[Your task]:
Work through the listing below and count the lines that hold "atención". Answer with the number alone.

[Material for this task]:
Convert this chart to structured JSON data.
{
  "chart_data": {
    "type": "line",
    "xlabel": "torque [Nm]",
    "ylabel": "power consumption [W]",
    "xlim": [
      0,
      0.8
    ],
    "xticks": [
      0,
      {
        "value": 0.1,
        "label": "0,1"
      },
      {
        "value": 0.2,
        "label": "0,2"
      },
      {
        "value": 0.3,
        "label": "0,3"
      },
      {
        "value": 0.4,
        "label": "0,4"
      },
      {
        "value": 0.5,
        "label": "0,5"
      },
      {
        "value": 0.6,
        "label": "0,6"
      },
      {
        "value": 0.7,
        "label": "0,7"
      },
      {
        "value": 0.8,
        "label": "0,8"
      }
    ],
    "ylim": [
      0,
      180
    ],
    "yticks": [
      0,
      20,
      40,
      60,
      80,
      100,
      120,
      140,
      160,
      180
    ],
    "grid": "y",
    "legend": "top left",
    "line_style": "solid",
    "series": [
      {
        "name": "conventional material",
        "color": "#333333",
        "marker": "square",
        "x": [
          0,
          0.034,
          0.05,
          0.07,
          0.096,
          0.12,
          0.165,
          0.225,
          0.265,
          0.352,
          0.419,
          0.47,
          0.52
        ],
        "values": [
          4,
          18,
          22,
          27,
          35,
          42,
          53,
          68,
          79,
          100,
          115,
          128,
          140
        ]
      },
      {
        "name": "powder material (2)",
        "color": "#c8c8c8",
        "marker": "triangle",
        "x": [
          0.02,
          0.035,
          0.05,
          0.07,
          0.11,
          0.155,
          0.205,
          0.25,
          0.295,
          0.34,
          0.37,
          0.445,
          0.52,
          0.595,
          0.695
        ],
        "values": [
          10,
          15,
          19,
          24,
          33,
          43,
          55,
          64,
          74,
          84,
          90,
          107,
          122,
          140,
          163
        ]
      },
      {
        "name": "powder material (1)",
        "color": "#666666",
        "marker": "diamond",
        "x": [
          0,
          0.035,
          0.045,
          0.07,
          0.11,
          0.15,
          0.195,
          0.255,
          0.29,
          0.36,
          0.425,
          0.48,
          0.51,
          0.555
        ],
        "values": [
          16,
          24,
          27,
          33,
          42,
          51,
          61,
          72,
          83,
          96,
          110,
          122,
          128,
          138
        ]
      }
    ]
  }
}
==
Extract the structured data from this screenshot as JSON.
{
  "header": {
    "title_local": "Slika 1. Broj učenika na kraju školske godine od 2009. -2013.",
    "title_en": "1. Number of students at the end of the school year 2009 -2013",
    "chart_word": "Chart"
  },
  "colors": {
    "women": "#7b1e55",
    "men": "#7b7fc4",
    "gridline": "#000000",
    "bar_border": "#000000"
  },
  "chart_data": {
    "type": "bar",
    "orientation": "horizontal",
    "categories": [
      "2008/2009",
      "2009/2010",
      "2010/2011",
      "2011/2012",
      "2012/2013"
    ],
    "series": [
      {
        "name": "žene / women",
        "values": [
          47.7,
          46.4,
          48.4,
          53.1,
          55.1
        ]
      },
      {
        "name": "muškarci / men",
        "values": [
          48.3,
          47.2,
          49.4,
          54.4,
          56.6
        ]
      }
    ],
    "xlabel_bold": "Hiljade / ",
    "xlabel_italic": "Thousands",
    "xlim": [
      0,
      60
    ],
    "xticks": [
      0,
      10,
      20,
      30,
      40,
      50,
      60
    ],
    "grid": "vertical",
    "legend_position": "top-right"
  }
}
--
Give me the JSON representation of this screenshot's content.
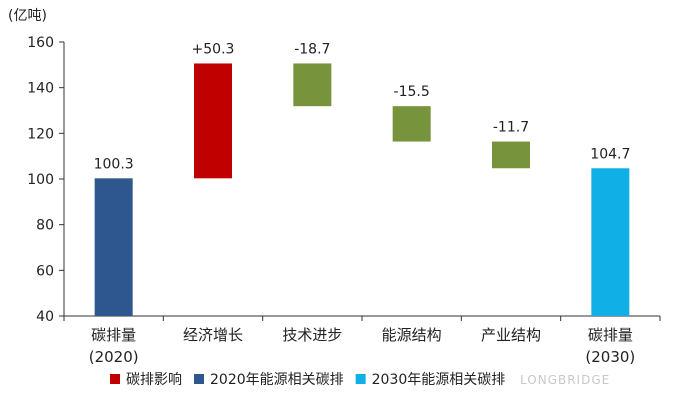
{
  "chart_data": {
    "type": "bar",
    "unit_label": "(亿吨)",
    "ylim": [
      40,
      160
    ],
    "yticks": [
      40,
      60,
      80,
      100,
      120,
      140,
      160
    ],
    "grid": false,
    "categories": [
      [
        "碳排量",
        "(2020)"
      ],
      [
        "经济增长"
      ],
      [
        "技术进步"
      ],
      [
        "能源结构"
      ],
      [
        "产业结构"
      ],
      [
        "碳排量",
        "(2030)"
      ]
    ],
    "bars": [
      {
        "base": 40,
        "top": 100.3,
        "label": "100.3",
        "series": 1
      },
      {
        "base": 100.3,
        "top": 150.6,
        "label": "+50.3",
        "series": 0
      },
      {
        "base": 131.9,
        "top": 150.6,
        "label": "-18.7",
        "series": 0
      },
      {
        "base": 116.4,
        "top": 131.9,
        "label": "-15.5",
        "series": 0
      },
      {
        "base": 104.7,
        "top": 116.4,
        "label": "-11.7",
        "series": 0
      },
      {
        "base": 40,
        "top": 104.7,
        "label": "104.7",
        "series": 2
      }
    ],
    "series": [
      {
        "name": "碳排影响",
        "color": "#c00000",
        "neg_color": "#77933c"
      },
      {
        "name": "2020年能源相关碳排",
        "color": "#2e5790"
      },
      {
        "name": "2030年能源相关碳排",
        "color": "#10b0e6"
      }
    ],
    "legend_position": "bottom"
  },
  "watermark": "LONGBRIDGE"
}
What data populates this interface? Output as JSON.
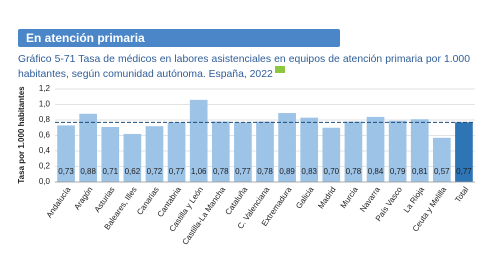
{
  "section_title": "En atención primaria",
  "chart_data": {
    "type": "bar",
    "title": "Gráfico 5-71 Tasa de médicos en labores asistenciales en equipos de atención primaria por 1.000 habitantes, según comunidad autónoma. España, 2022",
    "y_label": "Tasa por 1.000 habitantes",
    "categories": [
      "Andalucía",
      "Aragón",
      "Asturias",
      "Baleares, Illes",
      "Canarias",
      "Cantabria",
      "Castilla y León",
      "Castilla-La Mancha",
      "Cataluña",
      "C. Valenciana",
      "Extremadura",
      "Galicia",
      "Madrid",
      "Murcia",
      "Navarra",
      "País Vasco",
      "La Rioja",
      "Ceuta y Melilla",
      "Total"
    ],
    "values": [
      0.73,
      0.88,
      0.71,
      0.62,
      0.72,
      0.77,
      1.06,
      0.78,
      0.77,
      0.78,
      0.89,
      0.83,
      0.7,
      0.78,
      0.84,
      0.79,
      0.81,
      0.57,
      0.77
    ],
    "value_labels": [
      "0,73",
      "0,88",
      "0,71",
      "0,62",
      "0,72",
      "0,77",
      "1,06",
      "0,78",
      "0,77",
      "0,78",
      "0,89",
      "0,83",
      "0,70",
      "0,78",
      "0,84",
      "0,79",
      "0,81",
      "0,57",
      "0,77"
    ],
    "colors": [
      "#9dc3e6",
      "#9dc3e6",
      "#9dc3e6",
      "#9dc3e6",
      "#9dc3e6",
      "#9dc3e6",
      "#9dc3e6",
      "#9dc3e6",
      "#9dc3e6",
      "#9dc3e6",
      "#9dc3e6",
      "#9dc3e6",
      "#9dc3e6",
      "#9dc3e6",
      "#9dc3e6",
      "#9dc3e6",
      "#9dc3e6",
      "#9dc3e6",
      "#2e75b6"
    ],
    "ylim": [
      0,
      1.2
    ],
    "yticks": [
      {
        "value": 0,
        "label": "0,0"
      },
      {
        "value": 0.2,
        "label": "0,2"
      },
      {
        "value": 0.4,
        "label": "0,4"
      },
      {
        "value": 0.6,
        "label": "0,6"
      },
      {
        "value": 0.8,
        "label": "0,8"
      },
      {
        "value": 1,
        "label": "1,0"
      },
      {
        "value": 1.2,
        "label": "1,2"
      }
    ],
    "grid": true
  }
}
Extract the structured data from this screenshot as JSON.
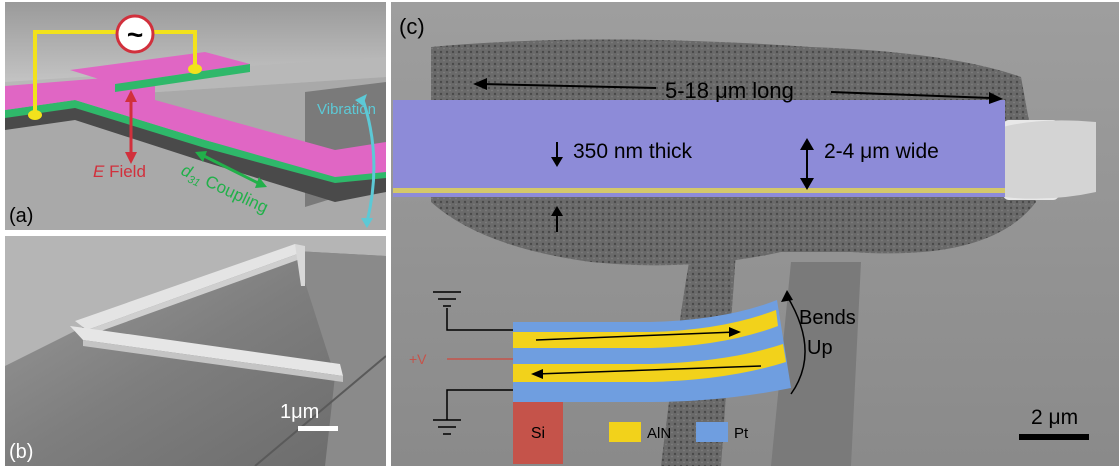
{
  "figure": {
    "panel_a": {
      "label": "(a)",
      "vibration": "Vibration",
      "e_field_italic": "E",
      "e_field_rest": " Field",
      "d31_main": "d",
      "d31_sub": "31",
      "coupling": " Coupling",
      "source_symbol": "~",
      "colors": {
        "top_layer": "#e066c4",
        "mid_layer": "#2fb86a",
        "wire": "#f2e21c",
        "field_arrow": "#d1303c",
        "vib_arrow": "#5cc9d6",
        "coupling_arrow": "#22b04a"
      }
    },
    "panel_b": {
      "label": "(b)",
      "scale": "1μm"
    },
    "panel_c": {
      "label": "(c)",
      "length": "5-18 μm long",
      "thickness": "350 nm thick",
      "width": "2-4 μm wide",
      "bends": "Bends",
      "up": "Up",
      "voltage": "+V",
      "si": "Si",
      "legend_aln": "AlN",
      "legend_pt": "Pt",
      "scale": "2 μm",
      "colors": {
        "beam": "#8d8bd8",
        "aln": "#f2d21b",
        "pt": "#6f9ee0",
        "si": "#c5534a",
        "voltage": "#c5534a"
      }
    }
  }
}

[Expected answer]:
2